*Work instruction*. The response must be made up of the lines in the entries below that contain "aCGH".

Entries taken from a collection:
----------

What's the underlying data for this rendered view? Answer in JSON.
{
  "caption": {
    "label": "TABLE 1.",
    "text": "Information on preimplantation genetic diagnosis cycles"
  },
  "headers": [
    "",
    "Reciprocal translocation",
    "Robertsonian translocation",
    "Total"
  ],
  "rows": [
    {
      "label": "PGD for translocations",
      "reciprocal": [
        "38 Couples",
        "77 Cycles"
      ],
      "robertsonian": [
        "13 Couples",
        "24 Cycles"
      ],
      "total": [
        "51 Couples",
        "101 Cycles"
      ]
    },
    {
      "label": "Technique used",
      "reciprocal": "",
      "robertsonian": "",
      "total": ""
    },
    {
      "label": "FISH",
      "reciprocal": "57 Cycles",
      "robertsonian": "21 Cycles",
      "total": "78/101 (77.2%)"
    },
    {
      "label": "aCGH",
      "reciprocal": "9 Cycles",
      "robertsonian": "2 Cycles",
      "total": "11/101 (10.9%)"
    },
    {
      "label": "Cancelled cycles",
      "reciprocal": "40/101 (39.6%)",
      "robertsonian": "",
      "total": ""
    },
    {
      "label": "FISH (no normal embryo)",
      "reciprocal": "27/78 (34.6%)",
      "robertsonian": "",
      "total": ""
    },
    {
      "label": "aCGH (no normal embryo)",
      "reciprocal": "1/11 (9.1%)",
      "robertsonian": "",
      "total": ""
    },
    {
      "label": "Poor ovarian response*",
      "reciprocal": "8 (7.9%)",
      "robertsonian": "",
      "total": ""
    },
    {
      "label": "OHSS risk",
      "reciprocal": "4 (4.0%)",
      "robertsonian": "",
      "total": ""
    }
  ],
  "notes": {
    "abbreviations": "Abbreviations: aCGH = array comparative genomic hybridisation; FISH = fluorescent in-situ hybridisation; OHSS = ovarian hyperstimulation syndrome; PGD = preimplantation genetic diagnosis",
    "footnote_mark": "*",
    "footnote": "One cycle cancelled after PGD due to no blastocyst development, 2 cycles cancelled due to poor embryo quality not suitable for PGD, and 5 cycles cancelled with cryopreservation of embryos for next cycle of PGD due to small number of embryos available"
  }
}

----------

*Answer section*.
      "label": "aCGH",
      "label": "aCGH (no normal embryo)",
    "abbreviations": "Abbreviations: aCGH = array comparative genomic hybridisation; FISH = fluorescent in-situ hybridisation; OHSS = ovarian hyperstimulation syndrome; PGD = preimplantation genetic diagnosis",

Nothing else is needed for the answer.